WORK TO BE COMPLETED »
Locate the lines that hold the string "type". Copy every such line.

(Data listing)
◆ ◆ ◆ ◆ ◆

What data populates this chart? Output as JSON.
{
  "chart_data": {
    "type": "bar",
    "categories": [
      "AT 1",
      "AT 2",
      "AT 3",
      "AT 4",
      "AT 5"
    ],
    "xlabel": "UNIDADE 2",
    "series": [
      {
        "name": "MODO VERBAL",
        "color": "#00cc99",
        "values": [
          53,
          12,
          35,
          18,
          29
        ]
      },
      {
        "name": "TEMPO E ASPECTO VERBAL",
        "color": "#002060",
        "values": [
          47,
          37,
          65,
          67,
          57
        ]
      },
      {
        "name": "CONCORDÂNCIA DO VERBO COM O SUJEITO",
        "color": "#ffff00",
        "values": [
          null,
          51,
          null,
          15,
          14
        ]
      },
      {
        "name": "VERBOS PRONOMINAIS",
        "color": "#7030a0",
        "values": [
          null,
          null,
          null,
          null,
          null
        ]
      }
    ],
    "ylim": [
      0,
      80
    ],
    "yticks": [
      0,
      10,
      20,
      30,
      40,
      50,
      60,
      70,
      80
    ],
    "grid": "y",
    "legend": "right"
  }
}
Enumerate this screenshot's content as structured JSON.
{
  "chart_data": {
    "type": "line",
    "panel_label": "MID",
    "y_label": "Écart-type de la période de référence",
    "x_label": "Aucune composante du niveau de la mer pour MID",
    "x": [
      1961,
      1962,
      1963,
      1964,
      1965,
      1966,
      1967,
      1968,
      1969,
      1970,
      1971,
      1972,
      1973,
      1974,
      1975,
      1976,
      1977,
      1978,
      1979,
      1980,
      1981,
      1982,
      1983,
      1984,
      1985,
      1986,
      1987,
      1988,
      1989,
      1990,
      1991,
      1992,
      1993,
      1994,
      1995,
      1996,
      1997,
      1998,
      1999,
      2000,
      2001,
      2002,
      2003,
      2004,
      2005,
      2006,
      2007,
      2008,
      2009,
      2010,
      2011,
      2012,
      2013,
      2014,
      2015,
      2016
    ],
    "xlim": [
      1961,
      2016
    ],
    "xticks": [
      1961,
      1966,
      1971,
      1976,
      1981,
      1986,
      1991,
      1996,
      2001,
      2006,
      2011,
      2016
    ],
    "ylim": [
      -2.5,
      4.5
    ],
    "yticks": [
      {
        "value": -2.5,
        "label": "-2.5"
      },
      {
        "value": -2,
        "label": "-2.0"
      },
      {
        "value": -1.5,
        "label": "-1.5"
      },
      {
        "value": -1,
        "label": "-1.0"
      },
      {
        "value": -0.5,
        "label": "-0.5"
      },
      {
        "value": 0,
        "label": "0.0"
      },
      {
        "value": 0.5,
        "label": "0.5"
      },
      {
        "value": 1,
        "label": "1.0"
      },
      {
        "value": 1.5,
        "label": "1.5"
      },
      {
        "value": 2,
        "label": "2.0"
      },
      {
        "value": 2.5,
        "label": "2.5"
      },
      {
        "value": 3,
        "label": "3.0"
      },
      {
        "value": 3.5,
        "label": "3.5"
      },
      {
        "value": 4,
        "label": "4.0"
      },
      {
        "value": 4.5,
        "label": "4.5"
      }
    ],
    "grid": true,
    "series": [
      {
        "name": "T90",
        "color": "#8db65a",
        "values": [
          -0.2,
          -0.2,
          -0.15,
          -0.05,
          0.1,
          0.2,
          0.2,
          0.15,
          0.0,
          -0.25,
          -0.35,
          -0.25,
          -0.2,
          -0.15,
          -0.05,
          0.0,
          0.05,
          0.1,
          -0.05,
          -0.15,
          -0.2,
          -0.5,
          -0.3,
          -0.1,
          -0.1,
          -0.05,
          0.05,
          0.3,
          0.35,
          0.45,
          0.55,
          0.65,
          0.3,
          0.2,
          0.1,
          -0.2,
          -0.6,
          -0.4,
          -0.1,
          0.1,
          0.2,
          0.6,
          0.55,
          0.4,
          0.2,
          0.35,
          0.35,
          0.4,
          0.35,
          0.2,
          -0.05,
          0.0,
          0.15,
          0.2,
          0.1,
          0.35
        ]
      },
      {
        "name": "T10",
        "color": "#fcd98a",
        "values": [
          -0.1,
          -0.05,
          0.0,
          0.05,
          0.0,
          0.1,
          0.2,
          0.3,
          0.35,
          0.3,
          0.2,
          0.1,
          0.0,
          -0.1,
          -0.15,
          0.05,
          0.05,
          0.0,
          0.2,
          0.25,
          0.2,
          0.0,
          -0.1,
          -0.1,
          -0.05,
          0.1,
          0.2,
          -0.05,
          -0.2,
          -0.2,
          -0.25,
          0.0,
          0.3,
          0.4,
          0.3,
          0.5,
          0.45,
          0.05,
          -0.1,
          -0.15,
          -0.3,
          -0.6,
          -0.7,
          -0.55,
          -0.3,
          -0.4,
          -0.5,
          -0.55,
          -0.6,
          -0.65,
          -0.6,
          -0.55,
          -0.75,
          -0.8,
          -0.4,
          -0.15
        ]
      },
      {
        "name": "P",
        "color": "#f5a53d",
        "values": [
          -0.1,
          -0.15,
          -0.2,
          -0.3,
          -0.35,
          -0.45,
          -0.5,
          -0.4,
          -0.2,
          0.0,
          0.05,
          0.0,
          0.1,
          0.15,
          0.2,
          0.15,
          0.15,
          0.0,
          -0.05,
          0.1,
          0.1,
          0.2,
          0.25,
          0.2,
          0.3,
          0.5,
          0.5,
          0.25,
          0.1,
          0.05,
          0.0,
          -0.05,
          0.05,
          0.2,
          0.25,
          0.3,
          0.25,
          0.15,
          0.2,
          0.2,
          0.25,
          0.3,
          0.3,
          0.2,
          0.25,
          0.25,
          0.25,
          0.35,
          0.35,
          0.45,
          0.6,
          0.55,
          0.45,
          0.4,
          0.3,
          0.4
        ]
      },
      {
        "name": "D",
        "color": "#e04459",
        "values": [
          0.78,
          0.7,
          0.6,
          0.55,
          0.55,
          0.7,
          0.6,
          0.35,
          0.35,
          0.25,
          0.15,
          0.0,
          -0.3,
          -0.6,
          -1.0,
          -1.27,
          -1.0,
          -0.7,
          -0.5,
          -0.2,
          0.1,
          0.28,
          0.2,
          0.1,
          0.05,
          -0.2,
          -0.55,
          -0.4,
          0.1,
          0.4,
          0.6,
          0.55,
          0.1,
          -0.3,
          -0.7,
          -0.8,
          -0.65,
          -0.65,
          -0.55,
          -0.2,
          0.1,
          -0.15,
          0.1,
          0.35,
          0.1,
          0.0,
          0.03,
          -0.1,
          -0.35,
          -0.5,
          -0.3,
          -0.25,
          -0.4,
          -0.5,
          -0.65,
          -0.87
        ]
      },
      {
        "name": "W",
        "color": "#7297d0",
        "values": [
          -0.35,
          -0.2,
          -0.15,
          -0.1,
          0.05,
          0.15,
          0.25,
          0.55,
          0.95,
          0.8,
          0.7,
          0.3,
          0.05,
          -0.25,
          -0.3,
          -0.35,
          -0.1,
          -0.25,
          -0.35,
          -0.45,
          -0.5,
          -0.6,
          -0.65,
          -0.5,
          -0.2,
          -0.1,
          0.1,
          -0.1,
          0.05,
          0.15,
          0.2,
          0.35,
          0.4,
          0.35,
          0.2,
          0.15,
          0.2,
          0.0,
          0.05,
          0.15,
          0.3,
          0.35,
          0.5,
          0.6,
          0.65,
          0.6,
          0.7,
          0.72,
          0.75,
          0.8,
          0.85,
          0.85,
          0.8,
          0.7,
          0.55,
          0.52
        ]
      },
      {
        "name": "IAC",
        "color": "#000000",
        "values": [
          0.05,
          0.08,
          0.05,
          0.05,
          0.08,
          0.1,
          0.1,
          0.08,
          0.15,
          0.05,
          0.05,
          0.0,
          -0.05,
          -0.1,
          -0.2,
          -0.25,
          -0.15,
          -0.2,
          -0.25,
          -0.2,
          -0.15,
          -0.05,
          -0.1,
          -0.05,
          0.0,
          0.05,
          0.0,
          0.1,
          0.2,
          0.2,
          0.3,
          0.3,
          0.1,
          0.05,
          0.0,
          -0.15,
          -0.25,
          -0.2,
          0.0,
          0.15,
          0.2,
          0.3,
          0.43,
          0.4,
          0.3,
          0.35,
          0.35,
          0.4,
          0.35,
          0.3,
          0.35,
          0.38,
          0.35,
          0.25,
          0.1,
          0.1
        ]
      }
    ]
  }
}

◆ ◆ ◆ ◆ ◆

EXERCISE ANSWER »
    "type": "bar",
    "type": "line",
    "y_label": "Écart-type de la période de référence",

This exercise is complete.